Locate each line in the records containing "Pressure". Copy it.

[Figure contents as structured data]
------------------------------------------------
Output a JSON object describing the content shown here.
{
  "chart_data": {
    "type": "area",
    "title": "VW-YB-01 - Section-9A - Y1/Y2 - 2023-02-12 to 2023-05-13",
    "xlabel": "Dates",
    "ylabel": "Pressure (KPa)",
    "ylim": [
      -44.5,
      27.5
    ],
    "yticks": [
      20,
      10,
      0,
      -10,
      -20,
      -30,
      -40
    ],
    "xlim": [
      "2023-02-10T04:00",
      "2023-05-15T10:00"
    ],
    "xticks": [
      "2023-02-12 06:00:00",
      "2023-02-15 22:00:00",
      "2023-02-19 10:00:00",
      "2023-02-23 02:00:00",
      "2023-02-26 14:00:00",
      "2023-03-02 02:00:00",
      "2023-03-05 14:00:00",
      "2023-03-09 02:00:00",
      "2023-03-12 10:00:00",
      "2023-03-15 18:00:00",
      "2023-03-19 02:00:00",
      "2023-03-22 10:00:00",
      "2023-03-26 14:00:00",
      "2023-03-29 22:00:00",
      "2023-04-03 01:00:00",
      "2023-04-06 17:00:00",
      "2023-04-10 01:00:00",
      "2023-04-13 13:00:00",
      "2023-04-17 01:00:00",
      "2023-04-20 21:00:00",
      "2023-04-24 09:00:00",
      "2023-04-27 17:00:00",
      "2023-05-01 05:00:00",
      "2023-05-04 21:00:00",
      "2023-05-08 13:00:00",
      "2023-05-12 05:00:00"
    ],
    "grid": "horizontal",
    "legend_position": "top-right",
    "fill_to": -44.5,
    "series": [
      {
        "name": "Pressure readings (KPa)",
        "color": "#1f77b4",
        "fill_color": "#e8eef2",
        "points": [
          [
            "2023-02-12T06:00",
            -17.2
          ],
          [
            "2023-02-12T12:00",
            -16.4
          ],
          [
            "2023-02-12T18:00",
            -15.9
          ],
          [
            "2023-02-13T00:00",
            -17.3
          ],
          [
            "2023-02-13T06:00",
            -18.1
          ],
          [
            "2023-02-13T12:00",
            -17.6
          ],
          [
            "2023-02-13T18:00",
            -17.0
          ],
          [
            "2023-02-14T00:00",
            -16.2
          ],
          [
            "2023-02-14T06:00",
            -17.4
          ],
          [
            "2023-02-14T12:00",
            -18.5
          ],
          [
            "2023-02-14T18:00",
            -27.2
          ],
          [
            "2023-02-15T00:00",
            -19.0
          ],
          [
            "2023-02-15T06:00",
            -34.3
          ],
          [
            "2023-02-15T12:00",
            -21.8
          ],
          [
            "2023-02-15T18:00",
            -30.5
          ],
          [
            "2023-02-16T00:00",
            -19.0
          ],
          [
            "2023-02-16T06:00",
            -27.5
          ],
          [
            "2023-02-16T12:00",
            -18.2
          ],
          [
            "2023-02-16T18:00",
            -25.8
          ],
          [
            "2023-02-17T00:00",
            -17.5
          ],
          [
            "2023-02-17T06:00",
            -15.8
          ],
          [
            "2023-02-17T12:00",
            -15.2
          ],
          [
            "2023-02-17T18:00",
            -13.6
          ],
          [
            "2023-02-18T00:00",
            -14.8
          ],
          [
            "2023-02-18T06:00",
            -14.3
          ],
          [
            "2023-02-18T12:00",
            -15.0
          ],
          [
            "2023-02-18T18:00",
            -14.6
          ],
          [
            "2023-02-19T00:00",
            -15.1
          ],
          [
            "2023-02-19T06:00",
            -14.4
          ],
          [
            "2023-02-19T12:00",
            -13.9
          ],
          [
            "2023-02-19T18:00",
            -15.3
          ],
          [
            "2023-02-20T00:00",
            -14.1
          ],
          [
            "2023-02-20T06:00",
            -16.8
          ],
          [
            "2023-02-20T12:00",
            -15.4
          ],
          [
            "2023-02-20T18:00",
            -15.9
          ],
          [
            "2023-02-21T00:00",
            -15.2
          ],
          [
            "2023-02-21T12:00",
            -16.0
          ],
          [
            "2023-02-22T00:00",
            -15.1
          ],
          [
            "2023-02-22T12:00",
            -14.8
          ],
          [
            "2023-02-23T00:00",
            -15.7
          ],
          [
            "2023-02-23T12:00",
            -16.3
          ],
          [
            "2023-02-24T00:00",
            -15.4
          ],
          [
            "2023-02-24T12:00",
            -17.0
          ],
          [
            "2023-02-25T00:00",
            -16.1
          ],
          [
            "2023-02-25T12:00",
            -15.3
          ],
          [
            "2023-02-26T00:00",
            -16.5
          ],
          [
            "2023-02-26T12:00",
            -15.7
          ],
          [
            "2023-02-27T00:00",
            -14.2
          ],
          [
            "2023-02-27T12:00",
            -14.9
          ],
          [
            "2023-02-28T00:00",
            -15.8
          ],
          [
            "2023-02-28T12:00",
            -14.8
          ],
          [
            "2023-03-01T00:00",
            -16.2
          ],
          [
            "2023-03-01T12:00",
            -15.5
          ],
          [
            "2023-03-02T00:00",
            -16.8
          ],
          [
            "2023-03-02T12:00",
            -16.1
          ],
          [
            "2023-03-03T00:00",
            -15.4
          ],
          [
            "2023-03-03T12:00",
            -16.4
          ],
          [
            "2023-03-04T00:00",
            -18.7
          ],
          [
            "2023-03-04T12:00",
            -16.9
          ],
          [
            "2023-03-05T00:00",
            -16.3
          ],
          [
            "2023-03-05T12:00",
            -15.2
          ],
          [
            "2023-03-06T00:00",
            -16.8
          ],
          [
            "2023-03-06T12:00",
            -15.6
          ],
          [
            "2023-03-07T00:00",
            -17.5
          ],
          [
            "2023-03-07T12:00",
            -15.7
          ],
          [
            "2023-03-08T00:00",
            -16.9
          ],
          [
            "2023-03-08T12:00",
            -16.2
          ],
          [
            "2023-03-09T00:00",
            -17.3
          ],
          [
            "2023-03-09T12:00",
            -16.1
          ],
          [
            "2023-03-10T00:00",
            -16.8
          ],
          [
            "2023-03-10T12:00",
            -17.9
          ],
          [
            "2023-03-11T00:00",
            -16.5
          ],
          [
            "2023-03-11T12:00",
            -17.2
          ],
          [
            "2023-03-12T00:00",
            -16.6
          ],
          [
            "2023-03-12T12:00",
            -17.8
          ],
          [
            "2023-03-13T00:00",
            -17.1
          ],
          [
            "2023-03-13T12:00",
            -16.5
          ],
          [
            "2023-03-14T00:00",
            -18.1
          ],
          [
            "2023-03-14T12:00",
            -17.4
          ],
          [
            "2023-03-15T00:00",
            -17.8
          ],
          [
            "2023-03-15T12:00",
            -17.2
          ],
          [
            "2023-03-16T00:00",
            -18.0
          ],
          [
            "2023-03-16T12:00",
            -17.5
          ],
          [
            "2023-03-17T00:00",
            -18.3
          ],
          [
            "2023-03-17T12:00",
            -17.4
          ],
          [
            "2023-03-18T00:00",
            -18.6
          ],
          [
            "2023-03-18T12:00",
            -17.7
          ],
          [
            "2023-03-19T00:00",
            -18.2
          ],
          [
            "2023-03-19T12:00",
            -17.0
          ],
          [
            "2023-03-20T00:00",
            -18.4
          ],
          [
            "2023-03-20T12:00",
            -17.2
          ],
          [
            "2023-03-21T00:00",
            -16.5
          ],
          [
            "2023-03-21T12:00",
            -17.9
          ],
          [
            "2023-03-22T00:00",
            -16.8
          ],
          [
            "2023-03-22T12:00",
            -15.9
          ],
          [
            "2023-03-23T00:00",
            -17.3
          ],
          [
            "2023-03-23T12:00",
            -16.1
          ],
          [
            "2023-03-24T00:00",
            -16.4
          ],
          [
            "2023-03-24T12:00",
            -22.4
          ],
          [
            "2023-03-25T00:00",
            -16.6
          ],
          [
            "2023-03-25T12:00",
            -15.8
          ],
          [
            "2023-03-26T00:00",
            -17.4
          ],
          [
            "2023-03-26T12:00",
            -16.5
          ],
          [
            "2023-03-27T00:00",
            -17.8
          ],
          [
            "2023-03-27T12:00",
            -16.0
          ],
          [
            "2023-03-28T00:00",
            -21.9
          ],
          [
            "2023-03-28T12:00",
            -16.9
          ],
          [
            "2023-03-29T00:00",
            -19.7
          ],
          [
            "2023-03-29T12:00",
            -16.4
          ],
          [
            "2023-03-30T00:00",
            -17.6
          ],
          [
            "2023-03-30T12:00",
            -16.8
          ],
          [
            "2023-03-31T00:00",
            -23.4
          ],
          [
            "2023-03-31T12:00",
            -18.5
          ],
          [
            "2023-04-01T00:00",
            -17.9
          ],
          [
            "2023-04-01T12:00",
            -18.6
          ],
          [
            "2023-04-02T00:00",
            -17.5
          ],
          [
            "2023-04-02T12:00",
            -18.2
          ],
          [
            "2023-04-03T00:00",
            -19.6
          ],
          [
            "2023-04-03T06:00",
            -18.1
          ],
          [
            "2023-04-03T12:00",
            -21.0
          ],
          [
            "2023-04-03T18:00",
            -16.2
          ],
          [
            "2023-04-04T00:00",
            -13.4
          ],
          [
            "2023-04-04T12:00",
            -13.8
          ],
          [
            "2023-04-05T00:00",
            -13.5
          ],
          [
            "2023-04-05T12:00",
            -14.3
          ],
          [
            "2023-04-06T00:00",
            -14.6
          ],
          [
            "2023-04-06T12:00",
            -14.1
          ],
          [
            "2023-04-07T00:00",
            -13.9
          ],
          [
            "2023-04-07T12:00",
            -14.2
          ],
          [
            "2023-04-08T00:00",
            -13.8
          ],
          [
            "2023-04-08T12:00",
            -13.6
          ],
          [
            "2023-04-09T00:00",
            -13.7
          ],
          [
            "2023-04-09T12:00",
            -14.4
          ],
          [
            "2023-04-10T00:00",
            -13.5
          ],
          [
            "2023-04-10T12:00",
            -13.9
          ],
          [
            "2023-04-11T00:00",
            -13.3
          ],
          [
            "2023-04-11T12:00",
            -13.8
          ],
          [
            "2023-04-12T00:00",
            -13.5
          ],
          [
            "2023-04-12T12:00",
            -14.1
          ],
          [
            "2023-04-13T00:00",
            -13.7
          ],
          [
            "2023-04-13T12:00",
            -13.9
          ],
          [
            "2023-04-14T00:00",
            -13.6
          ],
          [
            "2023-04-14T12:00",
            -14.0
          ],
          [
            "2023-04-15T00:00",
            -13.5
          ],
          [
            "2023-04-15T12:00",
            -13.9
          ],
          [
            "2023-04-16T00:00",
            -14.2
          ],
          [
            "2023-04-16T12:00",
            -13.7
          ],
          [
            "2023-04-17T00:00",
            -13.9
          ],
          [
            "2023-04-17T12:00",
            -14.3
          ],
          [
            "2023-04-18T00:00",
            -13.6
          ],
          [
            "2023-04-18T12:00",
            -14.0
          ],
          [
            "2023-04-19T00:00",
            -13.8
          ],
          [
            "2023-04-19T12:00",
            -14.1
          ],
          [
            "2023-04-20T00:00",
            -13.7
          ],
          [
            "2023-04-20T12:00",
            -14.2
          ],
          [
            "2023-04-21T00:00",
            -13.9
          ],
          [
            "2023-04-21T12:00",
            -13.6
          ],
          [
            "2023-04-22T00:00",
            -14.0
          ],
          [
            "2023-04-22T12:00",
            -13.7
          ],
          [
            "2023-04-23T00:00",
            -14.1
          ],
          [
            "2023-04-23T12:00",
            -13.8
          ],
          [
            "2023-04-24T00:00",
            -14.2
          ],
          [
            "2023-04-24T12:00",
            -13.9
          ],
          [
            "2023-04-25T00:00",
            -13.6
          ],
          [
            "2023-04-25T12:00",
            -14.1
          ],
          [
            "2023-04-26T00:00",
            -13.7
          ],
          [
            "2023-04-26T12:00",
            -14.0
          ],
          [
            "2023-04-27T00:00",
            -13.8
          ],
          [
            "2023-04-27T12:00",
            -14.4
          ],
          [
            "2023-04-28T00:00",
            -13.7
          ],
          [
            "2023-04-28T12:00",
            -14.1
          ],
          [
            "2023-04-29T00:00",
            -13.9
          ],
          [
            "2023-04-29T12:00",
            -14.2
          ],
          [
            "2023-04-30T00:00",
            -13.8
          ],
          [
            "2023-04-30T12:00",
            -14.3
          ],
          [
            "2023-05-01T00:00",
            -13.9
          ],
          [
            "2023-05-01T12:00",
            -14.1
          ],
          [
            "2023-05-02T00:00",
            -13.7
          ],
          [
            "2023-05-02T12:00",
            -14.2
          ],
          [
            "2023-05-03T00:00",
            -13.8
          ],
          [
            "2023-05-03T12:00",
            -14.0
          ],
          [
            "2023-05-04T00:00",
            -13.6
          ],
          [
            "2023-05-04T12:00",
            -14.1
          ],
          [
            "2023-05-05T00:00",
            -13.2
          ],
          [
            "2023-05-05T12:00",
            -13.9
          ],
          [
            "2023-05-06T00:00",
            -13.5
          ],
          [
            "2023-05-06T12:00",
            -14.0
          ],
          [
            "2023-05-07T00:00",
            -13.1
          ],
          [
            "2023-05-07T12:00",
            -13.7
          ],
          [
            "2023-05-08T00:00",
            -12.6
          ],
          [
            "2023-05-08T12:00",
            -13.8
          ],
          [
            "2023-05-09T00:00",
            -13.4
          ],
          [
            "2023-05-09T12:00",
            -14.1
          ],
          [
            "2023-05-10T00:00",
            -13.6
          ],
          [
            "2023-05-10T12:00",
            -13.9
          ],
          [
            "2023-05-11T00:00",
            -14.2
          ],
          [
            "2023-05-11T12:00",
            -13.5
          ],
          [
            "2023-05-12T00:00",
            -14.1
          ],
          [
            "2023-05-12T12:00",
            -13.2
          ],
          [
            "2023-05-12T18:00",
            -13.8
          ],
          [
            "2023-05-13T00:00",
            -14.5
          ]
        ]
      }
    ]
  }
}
------------------------------------------------
Answer for this exercise:
    "ylabel": "Pressure (KPa)",
        "name": "Pressure readings (KPa)",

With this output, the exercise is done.